### [Set task]
Recast the lines of every entry below as a single numbered list, leaving out blank lines. Do not include the pictures in your answer.

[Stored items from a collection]

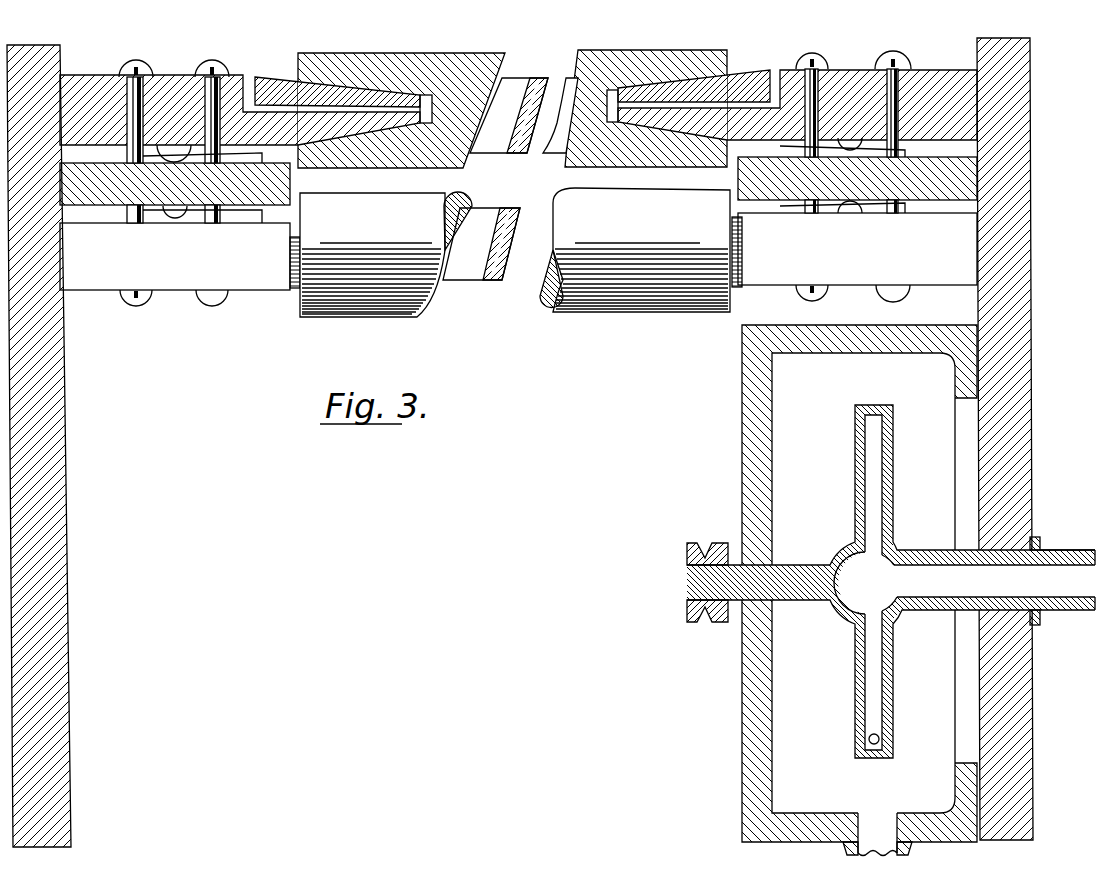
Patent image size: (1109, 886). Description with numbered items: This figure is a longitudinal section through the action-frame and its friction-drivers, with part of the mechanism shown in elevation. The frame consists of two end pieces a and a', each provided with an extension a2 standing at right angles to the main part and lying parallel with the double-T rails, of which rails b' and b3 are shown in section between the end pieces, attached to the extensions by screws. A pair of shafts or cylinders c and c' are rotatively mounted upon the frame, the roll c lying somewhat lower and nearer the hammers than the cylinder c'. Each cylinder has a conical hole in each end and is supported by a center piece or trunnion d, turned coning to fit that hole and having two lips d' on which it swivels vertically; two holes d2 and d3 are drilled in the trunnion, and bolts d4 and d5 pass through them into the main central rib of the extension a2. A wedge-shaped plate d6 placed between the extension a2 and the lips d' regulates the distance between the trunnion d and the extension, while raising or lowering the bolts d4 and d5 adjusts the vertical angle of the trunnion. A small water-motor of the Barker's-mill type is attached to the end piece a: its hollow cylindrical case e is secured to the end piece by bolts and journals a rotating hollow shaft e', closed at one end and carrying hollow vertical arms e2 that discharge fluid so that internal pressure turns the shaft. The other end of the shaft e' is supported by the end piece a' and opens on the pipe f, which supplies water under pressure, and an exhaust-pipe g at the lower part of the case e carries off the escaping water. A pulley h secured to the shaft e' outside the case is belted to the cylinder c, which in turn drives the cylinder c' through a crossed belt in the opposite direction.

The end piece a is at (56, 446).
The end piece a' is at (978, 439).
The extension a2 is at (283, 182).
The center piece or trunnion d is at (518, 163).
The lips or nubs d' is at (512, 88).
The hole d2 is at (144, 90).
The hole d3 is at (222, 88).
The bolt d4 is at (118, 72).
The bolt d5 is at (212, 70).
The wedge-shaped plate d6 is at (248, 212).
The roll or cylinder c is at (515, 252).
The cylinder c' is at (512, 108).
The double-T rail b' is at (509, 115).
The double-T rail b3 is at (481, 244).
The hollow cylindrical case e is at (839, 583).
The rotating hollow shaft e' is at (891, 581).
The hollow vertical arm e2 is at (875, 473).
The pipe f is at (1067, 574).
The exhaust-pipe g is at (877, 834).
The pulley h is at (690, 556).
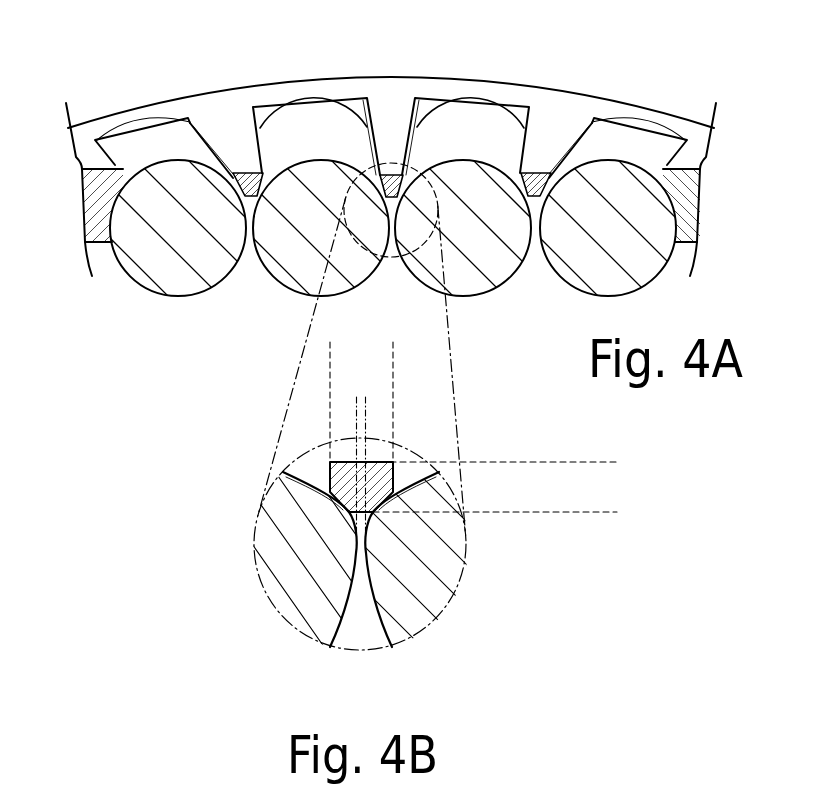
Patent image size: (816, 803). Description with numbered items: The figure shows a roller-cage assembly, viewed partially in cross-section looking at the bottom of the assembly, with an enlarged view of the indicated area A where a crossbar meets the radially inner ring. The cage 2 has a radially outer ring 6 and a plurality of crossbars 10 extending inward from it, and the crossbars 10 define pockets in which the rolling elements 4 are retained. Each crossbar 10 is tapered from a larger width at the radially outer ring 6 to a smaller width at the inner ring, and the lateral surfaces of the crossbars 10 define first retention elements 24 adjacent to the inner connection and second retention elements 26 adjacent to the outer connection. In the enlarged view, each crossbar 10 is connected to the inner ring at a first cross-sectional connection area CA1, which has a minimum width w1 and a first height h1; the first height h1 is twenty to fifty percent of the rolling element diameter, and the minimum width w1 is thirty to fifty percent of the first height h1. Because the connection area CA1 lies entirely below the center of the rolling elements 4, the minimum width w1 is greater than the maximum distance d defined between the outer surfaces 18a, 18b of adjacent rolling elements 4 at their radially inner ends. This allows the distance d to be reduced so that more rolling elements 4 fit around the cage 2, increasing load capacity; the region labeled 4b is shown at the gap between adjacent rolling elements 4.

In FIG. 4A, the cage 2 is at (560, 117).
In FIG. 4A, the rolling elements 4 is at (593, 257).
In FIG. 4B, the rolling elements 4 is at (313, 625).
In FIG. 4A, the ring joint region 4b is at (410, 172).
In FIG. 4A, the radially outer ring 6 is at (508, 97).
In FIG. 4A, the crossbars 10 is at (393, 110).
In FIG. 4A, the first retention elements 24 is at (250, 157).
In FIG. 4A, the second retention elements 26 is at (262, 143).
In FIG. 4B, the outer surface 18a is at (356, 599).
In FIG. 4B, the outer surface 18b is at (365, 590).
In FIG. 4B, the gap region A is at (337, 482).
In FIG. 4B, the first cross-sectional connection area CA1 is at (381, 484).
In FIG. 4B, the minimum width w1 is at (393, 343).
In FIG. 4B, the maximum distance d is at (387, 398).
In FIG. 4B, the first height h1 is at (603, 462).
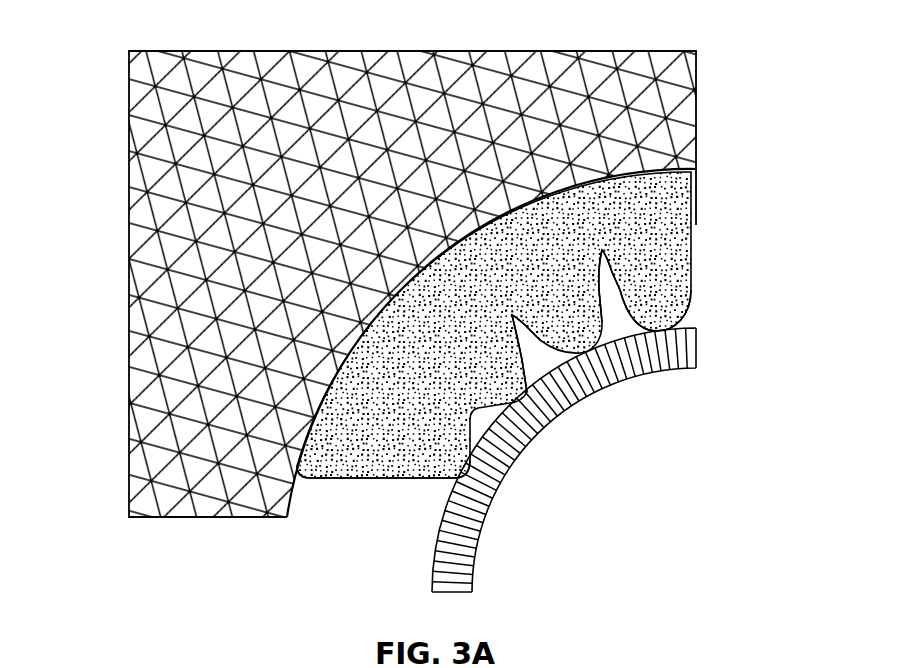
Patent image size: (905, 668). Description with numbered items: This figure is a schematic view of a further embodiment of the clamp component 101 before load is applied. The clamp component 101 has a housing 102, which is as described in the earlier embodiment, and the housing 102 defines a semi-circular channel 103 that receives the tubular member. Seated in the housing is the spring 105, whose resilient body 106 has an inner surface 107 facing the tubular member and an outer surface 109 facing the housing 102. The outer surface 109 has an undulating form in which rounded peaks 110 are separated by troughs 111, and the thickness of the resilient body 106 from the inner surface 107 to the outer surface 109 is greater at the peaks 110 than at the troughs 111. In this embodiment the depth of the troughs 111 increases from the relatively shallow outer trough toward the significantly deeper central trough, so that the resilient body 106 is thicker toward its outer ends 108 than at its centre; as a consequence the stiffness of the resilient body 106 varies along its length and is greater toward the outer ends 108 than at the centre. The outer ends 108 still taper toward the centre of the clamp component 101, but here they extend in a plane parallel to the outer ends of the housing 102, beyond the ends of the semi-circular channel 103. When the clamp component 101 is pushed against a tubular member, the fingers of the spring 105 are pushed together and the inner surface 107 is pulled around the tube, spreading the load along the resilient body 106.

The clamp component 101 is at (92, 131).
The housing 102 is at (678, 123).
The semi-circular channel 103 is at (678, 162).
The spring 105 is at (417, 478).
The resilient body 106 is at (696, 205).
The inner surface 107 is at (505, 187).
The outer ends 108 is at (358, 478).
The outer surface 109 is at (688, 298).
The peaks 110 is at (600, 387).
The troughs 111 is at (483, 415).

### [Solution below]
1. Patent image size: (1109, 886). Description with numbered items: This figure is a longitudinal section through the action-frame and its friction-drivers, with part of the mechanism shown in elevation. The frame consists of two end pieces a and a', each provided with an extension a2 standing at right angles to the main part and lying parallel with the double-T rails, of which rails b' and b3 are shown in section between the end pieces, attached to the extensions by screws. A pair of shafts or cylinders c and c' are rotatively mounted upon the frame, the roll c lying somewhat lower and nearer the hammers than the cylinder c'. Each cylinder has a conical hole in each end and is supported by a center piece or trunnion d, turned coning to fit that hole and having two lips d' on which it swivels vertically; two holes d2 and d3 are drilled in the trunnion, and bolts d4 and d5 pass through them into the main central rib of the extension a2. A wedge-shaped plate d6 placed between the extension a2 and the lips d' regulates the distance between the trunnion d and the extension, while raising or lowering the bolts d4 and d5 adjusts the vertical angle of the trunnion. A small water-motor of the Barker's-mill type is attached to the end piece a: its hollow cylindrical case e is secured to the end piece by bolts and journals a rotating hollow shaft e', closed at one end and carrying hollow vertical arms e2 that discharge fluid so that internal pressure turns the shaft. The other end of the shaft e' is supported by the end piece a' and opens on the pipe f, which supplies water under pressure, and an exhaust-pipe g at the lower part of the case e carries off the escaping water. A pulley h secured to the shaft e' outside the case is belted to the cylinder c, which in turn drives the cylinder c' through a crossed belt in the opposite direction.
2. The end piece a is at (56, 446).
3. The end piece a' is at (978, 439).
4. The extension a2 is at (283, 182).
5. The center piece or trunnion d is at (518, 163).
6. The lips or nubs d' is at (512, 88).
7. The hole d2 is at (144, 90).
8. The hole d3 is at (222, 88).
9. The bolt d4 is at (118, 72).
10. The bolt d5 is at (212, 70).
11. The wedge-shaped plate d6 is at (248, 212).
12. The roll or cylinder c is at (515, 252).
13. The cylinder c' is at (512, 108).
14. The double-T rail b' is at (509, 115).
15. The double-T rail b3 is at (481, 244).
16. The hollow cylindrical case e is at (839, 583).
17. The rotating hollow shaft e' is at (891, 581).
18. The hollow vertical arm e2 is at (875, 473).
19. The pipe f is at (1067, 574).
20. The exhaust-pipe g is at (877, 834).
21. The pulley h is at (690, 556).
22. Patent image size: (816, 803). Description with numbered items: The figure shows a roller-cage assembly, viewed partially in cross-section looking at the bottom of the assembly, with an enlarged view of the indicated area A where a crossbar meets the radially inner ring. The cage 2 has a radially outer ring 6 and a plurality of crossbars 10 extending inward from it, and the crossbars 10 define pockets in which the rolling elements 4 are retained. Each crossbar 10 is tapered from a larger width at the radially outer ring 6 to a smaller width at the inner ring, and the lateral surfaces of the crossbars 10 define first retention elements 24 adjacent to the inner connection and second retention elements 26 adjacent to the outer connection. In the enlarged view, each crossbar 10 is connected to the inner ring at a first cross-sectional connection area CA1, which has a minimum width w1 and a first height h1; the first height h1 is twenty to fifty percent of the rolling element diameter, and the minimum width w1 is thirty to fifty percent of the first height h1. Because the connection area CA1 lies entirely below the center of the rolling elements 4, the minimum width w1 is greater than the maximum distance d defined between the outer surfaces 18a, 18b of adjacent rolling elements 4 at their radially inner ends. This allows the distance d to be reduced so that more rolling elements 4 fit around the cage 2, increasing load capacity; the region labeled 4b is shown at the gap between adjacent rolling elements 4.
23. In FIG. 4A, the cage 2 is at (560, 117).
24. In FIG. 4A, the rolling elements 4 is at (593, 257).
25. In FIG. 4B, the rolling elements 4 is at (313, 625).
26. In FIG. 4A, the ring joint region 4b is at (410, 172).
27. In FIG. 4A, the radially outer ring 6 is at (508, 97).
28. In FIG. 4A, the crossbars 10 is at (393, 110).
29. In FIG. 4A, the first retention elements 24 is at (250, 157).
30. In FIG. 4A, the second retention elements 26 is at (262, 143).
31. In FIG. 4B, the outer surface 18a is at (356, 599).
32. In FIG. 4B, the outer surface 18b is at (365, 590).
33. In FIG. 4B, the gap region A is at (337, 482).
34. In FIG. 4B, the first cross-sectional connection area CA1 is at (381, 484).
35. In FIG. 4B, the minimum width w1 is at (393, 343).
36. In FIG. 4B, the maximum distance d is at (387, 398).
37. In FIG. 4B, the first height h1 is at (603, 462).
38. Patent image size: (905, 668). Description with numbered items: This figure is a schematic view of a further embodiment of the clamp component 101 before load is applied. The clamp component 101 has a housing 102, which is as described in the earlier embodiment, and the housing 102 defines a semi-circular channel 103 that receives the tubular member. Seated in the housing is the spring 105, whose resilient body 106 has an inner surface 107 facing the tubular member and an outer surface 109 facing the housing 102. The outer surface 109 has an undulating form in which rounded peaks 110 are separated by troughs 111, and the thickness of the resilient body 106 from the inner surface 107 to the outer surface 109 is greater at the peaks 110 than at the troughs 111. In this embodiment the depth of the troughs 111 increases from the relatively shallow outer trough toward the significantly deeper central trough, so that the resilient body 106 is thicker toward its outer ends 108 than at its centre; as a consequence the stiffness of the resilient body 106 varies along its length and is greater toward the outer ends 108 than at the centre. The outer ends 108 still taper toward the centre of the clamp component 101, but here they extend in a plane parallel to the outer ends of the housing 102, beyond the ends of the semi-circular channel 103. When the clamp component 101 is pushed against a tubular member, the fingers of the spring 105 are pushed together and the inner surface 107 is pulled around the tube, spreading the load along the resilient body 106.
39. The clamp component 101 is at (92, 131).
40. The housing 102 is at (678, 123).
41. The semi-circular channel 103 is at (678, 162).
42. The spring 105 is at (417, 478).
43. The resilient body 106 is at (696, 205).
44. The inner surface 107 is at (505, 187).
45. The outer ends 108 is at (358, 478).
46. The outer surface 109 is at (688, 298).
47. The peaks 110 is at (600, 387).
48. The troughs 111 is at (483, 415).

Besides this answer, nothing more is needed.